Stated goal ->
Pull out each line of the data that includes the word "Шаблоны".

Data to process ->
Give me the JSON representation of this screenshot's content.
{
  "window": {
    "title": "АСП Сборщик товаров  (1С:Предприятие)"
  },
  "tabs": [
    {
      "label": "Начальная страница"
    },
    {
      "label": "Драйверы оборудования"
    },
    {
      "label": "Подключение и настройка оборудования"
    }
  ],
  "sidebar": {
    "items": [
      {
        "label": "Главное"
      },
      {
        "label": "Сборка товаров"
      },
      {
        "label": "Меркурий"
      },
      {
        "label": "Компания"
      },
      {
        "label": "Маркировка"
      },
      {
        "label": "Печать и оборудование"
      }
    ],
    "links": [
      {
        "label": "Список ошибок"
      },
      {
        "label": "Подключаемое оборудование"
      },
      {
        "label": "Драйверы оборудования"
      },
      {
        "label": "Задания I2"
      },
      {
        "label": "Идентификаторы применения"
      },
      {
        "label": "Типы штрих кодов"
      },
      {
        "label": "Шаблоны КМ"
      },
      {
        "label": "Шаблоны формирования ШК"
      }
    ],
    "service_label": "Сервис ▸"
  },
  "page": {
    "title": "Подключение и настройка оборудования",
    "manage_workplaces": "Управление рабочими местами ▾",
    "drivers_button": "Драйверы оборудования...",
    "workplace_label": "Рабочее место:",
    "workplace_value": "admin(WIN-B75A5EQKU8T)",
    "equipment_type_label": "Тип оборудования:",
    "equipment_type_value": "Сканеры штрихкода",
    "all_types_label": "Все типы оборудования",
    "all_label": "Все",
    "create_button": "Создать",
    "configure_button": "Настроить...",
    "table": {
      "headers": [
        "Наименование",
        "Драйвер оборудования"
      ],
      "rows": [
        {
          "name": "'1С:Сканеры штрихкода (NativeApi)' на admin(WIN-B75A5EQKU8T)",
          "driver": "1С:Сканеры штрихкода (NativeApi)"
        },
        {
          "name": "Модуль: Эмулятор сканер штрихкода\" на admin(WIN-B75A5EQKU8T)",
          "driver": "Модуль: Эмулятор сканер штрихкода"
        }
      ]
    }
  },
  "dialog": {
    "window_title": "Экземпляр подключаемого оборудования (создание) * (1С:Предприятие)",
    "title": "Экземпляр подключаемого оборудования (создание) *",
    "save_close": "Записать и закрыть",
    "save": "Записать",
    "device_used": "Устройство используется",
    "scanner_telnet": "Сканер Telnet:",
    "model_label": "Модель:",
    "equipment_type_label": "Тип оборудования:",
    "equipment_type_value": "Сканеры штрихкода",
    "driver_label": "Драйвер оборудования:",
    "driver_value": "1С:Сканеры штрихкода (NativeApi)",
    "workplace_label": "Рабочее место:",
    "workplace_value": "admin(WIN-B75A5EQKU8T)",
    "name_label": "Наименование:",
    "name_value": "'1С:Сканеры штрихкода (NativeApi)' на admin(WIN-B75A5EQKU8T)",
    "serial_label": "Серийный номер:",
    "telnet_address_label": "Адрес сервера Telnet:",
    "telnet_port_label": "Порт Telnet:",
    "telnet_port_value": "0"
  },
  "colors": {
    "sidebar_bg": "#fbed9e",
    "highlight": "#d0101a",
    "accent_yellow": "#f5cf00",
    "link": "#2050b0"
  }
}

Task response ->
        "label": "Шаблоны КМ"
        "label": "Шаблоны формирования ШК"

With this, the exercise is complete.